-- Begin --

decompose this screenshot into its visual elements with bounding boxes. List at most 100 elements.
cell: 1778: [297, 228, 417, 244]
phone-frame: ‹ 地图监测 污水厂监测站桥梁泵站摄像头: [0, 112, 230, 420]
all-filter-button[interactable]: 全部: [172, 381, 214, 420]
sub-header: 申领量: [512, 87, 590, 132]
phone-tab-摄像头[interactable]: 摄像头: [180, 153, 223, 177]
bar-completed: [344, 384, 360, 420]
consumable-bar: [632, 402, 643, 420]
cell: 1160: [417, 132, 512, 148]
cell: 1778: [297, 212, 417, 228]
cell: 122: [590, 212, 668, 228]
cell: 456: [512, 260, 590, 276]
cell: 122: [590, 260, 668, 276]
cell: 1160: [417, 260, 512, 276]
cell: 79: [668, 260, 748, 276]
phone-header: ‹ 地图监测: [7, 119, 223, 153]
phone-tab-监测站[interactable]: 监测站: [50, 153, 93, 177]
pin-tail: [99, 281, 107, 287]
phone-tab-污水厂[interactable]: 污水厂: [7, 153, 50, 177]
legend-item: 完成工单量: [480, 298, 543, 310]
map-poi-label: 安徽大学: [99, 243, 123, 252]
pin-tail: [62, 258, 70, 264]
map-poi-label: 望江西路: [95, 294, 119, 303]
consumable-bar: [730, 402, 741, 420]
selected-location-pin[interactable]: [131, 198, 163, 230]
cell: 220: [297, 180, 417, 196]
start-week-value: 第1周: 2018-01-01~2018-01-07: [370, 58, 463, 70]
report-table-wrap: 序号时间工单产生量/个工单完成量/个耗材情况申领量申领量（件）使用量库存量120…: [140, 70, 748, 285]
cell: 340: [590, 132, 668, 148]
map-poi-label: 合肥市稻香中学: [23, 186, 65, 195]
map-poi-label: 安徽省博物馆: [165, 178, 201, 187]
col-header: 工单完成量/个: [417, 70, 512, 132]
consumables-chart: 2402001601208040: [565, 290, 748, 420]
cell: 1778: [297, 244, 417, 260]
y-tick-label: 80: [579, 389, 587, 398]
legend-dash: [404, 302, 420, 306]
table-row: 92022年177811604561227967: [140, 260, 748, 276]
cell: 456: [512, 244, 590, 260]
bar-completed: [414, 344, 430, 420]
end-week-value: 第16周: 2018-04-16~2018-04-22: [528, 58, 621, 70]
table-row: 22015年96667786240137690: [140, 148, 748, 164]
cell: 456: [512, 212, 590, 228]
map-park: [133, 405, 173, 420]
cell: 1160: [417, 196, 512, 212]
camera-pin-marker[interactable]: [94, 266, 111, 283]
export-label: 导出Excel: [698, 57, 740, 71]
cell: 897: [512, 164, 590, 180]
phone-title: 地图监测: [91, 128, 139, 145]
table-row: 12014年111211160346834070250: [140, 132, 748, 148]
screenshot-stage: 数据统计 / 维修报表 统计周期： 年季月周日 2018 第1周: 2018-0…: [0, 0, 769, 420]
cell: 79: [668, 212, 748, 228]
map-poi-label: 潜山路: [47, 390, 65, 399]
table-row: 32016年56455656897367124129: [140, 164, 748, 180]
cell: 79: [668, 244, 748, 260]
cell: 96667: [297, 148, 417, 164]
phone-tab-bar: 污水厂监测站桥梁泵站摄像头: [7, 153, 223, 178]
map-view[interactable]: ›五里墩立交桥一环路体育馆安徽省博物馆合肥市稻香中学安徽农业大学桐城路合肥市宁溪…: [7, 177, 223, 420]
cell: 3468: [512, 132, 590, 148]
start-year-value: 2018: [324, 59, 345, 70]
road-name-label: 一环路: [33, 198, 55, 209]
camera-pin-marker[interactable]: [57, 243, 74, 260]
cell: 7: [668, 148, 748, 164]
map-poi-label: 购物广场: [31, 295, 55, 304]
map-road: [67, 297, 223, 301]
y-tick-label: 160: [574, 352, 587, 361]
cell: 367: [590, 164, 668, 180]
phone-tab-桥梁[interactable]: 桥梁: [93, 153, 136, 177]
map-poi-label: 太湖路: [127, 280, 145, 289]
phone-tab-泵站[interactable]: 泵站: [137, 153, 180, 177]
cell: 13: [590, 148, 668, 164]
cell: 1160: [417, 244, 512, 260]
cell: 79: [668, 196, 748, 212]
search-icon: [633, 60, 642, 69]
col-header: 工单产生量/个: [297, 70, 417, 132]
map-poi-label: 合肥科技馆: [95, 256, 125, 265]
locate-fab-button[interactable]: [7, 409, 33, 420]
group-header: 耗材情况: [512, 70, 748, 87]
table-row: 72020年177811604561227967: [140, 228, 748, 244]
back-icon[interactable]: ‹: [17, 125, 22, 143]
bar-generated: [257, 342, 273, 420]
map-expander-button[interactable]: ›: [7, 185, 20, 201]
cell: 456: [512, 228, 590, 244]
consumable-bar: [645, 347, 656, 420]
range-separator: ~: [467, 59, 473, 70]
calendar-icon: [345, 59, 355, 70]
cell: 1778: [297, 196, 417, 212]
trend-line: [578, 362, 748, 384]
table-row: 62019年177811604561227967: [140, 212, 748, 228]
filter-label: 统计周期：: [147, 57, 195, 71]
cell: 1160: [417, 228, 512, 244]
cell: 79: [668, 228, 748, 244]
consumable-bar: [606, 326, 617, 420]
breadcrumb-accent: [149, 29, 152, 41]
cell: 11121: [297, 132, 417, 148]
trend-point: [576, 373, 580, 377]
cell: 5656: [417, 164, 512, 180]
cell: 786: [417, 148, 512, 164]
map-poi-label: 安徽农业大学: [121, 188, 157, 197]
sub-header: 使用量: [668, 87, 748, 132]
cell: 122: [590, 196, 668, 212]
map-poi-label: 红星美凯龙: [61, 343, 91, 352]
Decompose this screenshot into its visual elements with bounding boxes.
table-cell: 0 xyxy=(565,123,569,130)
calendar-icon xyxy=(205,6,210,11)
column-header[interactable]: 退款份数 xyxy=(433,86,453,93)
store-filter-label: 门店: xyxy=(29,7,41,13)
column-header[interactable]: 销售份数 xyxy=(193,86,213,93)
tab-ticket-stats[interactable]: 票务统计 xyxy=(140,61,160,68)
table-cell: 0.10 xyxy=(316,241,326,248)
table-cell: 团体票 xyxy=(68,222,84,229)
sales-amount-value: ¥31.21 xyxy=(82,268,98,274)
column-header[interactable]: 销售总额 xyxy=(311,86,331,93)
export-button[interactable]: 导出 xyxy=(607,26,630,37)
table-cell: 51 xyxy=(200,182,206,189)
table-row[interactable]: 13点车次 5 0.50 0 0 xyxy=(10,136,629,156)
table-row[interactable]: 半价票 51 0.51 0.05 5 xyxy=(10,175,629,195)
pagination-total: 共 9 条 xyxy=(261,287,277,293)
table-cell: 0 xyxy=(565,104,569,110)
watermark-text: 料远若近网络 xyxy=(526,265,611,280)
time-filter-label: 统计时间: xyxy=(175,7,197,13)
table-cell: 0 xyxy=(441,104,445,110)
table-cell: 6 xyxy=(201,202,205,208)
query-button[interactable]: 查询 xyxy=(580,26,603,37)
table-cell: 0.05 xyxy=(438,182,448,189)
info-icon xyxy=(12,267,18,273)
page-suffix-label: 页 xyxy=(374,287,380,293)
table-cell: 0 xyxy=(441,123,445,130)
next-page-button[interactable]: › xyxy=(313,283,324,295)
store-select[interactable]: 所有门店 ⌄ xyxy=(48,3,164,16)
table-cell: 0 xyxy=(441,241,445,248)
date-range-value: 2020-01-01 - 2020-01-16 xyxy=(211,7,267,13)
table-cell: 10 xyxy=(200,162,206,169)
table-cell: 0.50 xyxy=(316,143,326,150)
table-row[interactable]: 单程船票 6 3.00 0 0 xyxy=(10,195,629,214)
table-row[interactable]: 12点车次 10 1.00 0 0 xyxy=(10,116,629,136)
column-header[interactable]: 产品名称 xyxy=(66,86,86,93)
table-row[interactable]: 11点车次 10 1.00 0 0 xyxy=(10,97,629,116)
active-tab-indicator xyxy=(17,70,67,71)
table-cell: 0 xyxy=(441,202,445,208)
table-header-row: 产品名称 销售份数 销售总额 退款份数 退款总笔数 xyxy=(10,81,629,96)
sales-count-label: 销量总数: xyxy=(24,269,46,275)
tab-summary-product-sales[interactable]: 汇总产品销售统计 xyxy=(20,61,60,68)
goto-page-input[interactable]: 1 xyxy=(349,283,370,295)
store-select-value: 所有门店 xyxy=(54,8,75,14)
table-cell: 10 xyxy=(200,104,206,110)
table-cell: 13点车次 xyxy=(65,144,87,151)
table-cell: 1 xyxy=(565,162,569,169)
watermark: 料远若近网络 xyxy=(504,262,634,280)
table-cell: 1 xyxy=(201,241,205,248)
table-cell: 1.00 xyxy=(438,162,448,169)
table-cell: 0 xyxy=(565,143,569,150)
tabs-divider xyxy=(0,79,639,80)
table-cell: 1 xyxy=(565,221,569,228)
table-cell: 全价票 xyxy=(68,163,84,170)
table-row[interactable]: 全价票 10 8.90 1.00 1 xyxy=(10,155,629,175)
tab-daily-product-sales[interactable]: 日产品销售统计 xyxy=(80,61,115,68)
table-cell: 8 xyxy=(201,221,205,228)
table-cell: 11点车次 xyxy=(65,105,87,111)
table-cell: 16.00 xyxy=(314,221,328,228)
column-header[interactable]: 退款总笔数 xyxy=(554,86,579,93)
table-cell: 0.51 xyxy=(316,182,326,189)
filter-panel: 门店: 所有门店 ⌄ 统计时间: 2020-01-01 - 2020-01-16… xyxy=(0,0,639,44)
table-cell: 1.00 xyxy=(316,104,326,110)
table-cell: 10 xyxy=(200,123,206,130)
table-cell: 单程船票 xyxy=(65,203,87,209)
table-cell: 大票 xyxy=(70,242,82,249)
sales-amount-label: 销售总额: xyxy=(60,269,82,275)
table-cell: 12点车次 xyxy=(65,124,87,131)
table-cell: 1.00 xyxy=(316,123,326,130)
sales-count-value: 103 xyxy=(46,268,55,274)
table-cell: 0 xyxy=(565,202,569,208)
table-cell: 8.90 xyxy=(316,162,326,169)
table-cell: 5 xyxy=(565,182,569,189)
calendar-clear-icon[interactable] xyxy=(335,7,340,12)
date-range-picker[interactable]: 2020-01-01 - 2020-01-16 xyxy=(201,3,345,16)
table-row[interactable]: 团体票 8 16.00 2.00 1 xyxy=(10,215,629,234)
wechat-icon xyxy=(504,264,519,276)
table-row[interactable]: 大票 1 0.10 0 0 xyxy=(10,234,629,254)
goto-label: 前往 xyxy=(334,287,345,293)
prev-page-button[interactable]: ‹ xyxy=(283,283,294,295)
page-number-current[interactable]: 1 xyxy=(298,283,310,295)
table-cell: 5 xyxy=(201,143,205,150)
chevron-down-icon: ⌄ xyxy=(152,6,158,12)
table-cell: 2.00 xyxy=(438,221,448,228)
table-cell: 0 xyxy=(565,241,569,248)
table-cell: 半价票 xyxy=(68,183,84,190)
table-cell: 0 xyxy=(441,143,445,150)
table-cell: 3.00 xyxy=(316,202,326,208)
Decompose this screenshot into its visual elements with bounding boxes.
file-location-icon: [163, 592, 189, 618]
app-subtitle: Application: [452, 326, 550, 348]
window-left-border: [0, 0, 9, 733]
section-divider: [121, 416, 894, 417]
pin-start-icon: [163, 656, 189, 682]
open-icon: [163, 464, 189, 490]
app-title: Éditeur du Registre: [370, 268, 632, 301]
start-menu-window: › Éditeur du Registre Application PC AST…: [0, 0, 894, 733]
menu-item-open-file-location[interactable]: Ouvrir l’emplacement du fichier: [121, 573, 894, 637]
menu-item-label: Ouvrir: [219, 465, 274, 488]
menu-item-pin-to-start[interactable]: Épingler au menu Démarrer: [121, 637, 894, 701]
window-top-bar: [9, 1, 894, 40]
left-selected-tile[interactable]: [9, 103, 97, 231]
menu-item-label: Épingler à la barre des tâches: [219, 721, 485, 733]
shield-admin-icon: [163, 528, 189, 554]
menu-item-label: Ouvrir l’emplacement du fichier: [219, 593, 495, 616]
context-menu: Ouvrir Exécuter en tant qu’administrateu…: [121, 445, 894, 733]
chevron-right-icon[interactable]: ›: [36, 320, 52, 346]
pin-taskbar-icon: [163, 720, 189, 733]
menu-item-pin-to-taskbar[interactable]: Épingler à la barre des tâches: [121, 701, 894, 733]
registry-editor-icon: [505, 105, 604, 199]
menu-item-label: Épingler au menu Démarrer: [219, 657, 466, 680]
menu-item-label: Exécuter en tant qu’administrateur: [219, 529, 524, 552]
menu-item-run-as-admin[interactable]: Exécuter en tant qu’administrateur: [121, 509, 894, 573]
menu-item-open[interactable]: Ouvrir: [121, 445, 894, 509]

-- End --

Requirement: List every line of the data above that contains the string "料远若近网络", treating case as significant.

Final answer:
watermark-text: 料远若近网络 xyxy=(526,265,611,280)
watermark: 料远若近网络 xyxy=(504,262,634,280)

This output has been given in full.